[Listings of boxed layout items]
──────────
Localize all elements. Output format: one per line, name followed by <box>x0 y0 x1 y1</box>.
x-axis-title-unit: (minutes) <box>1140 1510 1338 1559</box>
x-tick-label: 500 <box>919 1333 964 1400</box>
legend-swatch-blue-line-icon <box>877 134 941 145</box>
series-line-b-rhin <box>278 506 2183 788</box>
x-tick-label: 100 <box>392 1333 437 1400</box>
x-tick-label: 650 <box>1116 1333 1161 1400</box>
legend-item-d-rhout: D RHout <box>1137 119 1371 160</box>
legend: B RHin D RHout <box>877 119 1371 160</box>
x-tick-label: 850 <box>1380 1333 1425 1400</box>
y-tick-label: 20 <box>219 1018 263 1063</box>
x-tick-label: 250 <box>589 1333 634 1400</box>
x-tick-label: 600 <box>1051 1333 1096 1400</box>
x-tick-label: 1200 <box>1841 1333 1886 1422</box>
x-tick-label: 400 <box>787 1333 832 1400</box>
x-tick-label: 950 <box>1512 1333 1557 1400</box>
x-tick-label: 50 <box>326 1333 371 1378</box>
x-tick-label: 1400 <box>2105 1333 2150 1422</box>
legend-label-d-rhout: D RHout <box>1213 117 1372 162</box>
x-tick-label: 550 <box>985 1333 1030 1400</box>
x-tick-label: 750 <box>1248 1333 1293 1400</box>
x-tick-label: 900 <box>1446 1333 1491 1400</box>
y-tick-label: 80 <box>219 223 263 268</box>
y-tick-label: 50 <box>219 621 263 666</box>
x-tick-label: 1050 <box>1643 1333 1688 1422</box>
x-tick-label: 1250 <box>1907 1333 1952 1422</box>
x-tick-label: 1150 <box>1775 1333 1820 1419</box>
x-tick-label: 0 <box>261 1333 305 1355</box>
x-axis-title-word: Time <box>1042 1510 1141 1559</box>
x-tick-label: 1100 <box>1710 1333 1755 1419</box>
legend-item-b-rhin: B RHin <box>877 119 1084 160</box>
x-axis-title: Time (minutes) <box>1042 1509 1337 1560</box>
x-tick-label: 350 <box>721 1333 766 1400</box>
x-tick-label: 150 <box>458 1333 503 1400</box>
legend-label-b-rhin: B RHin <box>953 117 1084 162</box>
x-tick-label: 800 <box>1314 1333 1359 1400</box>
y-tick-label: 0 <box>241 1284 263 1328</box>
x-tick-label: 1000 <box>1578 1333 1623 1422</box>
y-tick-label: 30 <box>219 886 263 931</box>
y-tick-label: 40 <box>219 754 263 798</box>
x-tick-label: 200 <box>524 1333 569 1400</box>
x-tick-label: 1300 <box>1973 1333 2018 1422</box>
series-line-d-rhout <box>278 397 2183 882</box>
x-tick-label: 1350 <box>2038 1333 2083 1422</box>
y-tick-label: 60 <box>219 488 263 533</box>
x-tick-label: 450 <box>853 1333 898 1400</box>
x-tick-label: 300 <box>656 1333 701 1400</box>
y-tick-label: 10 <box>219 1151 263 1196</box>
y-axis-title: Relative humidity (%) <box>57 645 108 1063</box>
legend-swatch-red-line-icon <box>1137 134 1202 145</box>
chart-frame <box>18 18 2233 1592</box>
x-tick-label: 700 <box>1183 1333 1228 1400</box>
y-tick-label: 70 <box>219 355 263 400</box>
──────────
Exercise
Print every line above verbatim, keeping the original order.

Expected answer
Localize all elements. Output format: one per line, name followed by <box>x0 y0 x1 y1</box>.
x-axis-title-unit: (minutes) <box>1140 1510 1338 1559</box>
x-tick-label: 500 <box>919 1333 964 1400</box>
legend-swatch-blue-line-icon <box>877 134 941 145</box>
series-line-b-rhin <box>278 506 2183 788</box>
x-tick-label: 100 <box>392 1333 437 1400</box>
x-tick-label: 650 <box>1116 1333 1161 1400</box>
legend-item-d-rhout: D RHout <box>1137 119 1371 160</box>
legend: B RHin D RHout <box>877 119 1371 160</box>
x-tick-label: 850 <box>1380 1333 1425 1400</box>
y-tick-label: 20 <box>219 1018 263 1063</box>
x-tick-label: 250 <box>589 1333 634 1400</box>
x-tick-label: 600 <box>1051 1333 1096 1400</box>
x-tick-label: 1200 <box>1841 1333 1886 1422</box>
x-tick-label: 400 <box>787 1333 832 1400</box>
x-tick-label: 950 <box>1512 1333 1557 1400</box>
x-tick-label: 50 <box>326 1333 371 1378</box>
x-tick-label: 1400 <box>2105 1333 2150 1422</box>
legend-label-d-rhout: D RHout <box>1213 117 1372 162</box>
x-tick-label: 550 <box>985 1333 1030 1400</box>
x-tick-label: 750 <box>1248 1333 1293 1400</box>
x-tick-label: 900 <box>1446 1333 1491 1400</box>
y-tick-label: 80 <box>219 223 263 268</box>
y-tick-label: 50 <box>219 621 263 666</box>
x-tick-label: 1050 <box>1643 1333 1688 1422</box>
x-tick-label: 1250 <box>1907 1333 1952 1422</box>
x-tick-label: 1150 <box>1775 1333 1820 1419</box>
x-tick-label: 0 <box>261 1333 305 1355</box>
x-axis-title-word: Time <box>1042 1510 1141 1559</box>
x-tick-label: 1100 <box>1710 1333 1755 1419</box>
legend-item-b-rhin: B RHin <box>877 119 1084 160</box>
x-axis-title: Time (minutes) <box>1042 1509 1337 1560</box>
x-tick-label: 350 <box>721 1333 766 1400</box>
x-tick-label: 150 <box>458 1333 503 1400</box>
legend-label-b-rhin: B RHin <box>953 117 1084 162</box>
x-tick-label: 800 <box>1314 1333 1359 1400</box>
y-tick-label: 0 <box>241 1284 263 1328</box>
x-tick-label: 1000 <box>1578 1333 1623 1422</box>
y-tick-label: 30 <box>219 886 263 931</box>
y-tick-label: 40 <box>219 754 263 798</box>
x-tick-label: 200 <box>524 1333 569 1400</box>
x-tick-label: 1300 <box>1973 1333 2018 1422</box>
series-line-d-rhout <box>278 397 2183 882</box>
x-tick-label: 1350 <box>2038 1333 2083 1422</box>
y-tick-label: 60 <box>219 488 263 533</box>
x-tick-label: 450 <box>853 1333 898 1400</box>
x-tick-label: 300 <box>656 1333 701 1400</box>
y-tick-label: 10 <box>219 1151 263 1196</box>
y-axis-title: Relative humidity (%) <box>57 645 108 1063</box>
legend-swatch-red-line-icon <box>1137 134 1202 145</box>
chart-frame <box>18 18 2233 1592</box>
x-tick-label: 700 <box>1183 1333 1228 1400</box>
y-tick-label: 70 <box>219 355 263 400</box>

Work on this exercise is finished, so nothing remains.